___ Records to use ___

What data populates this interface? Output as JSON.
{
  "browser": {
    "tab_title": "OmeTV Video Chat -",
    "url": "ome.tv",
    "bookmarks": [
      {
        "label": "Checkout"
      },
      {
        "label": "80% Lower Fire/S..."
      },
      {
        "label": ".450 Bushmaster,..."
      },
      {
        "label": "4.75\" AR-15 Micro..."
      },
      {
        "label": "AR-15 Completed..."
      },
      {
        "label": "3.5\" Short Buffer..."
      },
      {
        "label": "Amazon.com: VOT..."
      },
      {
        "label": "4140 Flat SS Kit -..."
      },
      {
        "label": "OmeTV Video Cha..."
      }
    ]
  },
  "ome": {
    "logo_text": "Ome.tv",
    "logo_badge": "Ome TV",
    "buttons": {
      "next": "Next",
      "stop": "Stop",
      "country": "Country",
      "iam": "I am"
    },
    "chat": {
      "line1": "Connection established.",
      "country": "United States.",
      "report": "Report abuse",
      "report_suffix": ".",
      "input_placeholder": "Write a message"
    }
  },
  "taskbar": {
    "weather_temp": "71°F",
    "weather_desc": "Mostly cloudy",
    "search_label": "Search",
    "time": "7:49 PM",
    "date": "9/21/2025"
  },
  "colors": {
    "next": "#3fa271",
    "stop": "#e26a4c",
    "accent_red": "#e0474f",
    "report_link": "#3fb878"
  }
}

___
___ Records to use ___

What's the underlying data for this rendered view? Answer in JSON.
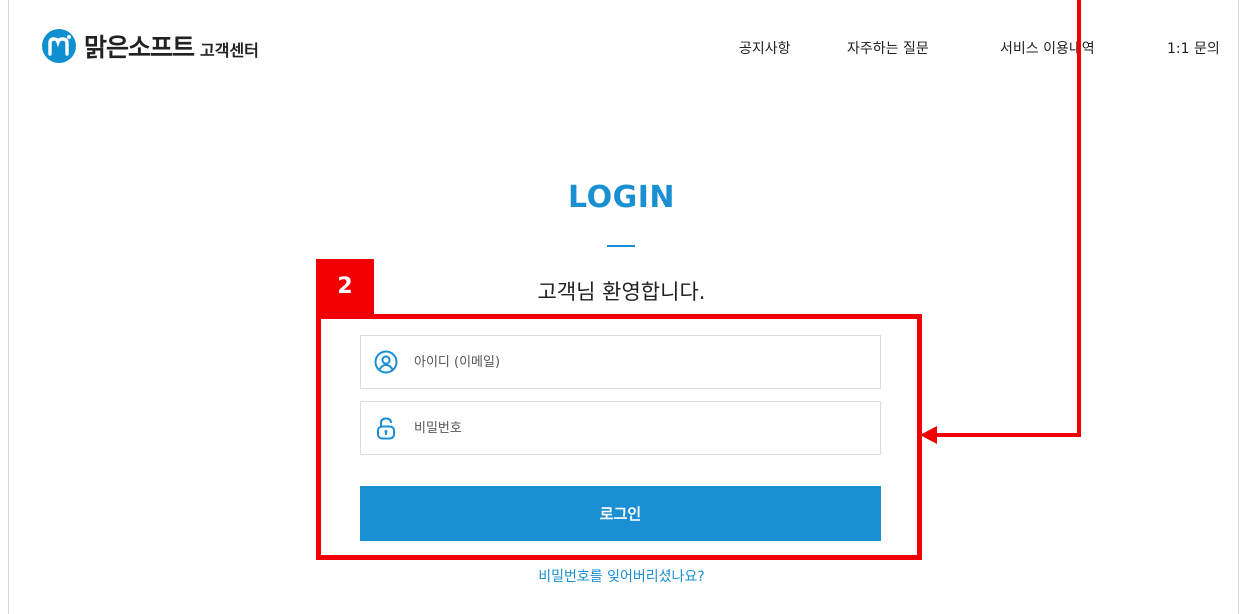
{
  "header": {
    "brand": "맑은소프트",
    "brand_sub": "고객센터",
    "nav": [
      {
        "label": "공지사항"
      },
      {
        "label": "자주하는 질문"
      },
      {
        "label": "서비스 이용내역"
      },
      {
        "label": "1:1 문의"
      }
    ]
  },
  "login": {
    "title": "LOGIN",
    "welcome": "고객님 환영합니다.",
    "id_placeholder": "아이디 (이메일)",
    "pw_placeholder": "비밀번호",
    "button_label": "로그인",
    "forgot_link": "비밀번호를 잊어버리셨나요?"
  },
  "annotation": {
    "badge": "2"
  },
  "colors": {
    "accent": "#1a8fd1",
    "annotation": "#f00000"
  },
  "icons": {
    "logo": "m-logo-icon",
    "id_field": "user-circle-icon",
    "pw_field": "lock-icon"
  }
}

___

» Exercise directions:
Among the lines above, determine how many hold the word "What"; report the figure alone.

» Task result:
2